YOUR GOAL:
Report all lines from the entries below in which "الغذاء" appears.

^^^^^^^^^^^^^^^^

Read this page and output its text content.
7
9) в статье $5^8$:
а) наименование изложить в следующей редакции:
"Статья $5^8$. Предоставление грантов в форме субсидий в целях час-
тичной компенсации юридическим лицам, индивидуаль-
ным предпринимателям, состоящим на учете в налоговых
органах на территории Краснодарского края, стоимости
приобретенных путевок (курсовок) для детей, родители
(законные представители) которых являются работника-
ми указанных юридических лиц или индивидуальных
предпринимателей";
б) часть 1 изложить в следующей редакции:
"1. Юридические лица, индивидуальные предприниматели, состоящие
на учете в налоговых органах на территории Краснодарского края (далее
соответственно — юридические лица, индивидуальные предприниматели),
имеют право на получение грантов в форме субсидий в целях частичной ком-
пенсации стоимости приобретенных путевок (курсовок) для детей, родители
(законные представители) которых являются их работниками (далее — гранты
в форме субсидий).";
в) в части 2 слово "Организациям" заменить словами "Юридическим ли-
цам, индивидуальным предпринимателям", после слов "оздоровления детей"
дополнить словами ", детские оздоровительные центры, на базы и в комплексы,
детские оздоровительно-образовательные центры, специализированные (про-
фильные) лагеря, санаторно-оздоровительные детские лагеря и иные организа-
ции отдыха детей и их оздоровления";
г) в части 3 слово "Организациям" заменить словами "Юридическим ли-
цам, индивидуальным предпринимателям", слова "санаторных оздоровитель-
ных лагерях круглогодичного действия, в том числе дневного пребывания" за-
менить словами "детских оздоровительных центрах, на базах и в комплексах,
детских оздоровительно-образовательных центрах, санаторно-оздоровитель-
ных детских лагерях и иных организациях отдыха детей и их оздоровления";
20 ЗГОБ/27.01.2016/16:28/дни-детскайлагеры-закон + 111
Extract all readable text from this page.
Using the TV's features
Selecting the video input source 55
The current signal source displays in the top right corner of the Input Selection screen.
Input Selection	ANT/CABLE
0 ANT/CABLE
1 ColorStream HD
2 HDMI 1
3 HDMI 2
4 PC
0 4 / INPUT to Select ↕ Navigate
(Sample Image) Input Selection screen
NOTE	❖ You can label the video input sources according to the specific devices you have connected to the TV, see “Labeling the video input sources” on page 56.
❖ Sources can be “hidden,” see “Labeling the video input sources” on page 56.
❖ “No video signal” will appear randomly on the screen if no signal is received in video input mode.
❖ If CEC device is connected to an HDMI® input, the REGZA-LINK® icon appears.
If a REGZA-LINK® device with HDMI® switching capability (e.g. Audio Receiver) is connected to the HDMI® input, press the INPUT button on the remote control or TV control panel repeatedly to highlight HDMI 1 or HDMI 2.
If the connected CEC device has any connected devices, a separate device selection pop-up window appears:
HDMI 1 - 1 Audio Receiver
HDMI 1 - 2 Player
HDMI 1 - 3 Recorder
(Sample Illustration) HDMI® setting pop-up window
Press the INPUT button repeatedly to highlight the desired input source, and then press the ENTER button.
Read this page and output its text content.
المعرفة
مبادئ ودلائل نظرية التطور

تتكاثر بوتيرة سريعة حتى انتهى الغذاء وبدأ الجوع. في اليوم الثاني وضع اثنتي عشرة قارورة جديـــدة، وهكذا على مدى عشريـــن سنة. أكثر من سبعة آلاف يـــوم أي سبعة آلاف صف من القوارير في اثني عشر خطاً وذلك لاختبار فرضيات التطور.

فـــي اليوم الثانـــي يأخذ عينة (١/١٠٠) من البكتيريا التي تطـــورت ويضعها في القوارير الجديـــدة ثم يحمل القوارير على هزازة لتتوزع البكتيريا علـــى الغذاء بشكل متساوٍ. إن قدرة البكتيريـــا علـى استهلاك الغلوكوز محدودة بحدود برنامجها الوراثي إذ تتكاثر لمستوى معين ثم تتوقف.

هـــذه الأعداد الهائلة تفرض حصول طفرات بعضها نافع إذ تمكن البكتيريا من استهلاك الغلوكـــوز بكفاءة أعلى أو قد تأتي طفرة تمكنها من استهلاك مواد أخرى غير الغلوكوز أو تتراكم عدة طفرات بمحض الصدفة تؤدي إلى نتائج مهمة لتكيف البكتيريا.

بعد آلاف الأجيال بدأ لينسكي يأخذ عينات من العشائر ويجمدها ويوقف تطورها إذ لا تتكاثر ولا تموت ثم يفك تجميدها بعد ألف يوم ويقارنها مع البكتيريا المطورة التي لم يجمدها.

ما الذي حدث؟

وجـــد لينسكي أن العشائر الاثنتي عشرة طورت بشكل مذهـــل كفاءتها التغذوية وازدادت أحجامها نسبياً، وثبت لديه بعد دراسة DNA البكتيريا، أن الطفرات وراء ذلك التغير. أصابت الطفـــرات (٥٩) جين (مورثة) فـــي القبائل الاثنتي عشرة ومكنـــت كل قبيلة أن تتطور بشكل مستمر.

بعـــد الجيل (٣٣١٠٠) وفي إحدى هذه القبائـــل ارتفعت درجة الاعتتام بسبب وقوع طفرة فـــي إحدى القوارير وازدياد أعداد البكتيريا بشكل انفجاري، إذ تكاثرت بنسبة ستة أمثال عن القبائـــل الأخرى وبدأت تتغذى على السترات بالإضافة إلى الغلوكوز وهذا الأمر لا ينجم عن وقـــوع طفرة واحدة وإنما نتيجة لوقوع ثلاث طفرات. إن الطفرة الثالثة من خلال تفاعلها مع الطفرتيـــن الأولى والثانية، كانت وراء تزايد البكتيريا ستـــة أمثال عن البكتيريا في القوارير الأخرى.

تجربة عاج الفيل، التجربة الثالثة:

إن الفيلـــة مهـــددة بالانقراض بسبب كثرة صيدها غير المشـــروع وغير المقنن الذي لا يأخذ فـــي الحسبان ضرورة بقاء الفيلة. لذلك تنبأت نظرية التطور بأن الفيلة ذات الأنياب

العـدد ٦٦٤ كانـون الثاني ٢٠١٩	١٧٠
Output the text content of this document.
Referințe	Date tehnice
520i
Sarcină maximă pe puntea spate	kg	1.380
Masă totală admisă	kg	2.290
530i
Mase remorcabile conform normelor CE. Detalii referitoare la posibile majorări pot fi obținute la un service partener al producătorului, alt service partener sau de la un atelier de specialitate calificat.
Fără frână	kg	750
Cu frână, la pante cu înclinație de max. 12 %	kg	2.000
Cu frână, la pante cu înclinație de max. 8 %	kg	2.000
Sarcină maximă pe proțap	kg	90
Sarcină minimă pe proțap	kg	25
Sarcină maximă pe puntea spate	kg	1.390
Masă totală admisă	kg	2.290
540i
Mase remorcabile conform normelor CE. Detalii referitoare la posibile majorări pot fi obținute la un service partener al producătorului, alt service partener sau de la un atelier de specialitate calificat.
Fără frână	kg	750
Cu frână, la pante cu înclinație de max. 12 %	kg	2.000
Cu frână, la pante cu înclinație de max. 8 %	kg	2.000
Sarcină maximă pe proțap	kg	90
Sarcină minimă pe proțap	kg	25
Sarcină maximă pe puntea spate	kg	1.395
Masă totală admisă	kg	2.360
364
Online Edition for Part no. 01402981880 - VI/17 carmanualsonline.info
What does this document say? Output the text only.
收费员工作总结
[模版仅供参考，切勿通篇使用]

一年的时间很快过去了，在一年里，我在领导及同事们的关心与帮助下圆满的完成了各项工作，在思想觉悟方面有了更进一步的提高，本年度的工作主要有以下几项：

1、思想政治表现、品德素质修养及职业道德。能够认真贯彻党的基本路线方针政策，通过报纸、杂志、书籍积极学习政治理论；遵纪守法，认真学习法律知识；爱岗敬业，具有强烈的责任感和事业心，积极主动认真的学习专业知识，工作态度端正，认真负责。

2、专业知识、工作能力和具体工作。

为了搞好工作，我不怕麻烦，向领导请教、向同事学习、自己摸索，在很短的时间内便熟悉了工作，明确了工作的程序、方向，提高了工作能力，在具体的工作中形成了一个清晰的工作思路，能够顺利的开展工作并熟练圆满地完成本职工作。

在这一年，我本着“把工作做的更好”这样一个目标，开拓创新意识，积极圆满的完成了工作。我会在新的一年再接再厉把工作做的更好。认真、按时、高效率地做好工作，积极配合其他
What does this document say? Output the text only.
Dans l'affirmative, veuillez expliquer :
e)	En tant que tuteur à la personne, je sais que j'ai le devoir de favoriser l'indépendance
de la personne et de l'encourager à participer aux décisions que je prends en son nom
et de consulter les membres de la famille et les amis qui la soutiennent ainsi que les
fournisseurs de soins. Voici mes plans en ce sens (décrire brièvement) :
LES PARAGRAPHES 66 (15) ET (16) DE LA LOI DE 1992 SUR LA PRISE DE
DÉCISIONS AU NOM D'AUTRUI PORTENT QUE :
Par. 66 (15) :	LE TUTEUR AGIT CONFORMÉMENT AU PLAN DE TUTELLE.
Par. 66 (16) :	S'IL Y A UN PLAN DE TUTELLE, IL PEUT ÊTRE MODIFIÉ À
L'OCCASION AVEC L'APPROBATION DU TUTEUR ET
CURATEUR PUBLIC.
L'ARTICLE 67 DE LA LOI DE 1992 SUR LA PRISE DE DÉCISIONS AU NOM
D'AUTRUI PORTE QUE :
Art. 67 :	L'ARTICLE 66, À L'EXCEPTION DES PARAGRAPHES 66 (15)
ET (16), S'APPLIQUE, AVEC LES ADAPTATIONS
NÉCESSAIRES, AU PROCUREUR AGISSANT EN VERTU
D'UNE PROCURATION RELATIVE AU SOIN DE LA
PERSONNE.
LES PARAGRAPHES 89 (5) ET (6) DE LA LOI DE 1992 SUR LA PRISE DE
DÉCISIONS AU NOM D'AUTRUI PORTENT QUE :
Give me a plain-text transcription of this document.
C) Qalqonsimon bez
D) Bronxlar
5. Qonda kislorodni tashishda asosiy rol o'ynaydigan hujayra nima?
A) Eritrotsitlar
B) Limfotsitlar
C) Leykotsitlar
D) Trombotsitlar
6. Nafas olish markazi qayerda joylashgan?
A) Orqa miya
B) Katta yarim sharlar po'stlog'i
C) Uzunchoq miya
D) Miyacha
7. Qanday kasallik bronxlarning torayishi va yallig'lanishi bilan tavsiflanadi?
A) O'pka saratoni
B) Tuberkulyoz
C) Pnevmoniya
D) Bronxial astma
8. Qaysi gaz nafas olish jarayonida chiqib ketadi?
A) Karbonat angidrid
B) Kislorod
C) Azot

^^^^^^^^^^^^^^^^

RESULT:
تتكاثر بوتيرة سريعة حتى انتهى الغذاء وبدأ الجوع. في اليوم الثاني وضع اثنتي عشرة قارورة جديـــدة، وهكذا على مدى عشريـــن سنة. أكثر من سبعة آلاف يـــوم أي سبعة آلاف صف من القوارير في اثني عشر خطاً وذلك لاختبار فرضيات التطور.
فـــي اليوم الثانـــي يأخذ عينة (١/١٠٠) من البكتيريا التي تطـــورت ويضعها في القوارير الجديـــدة ثم يحمل القوارير على هزازة لتتوزع البكتيريا علـــى الغذاء بشكل متساوٍ. إن قدرة البكتيريـــا علـى استهلاك الغلوكوز محدودة بحدود برنامجها الوراثي إذ تتكاثر لمستوى معين ثم تتوقف.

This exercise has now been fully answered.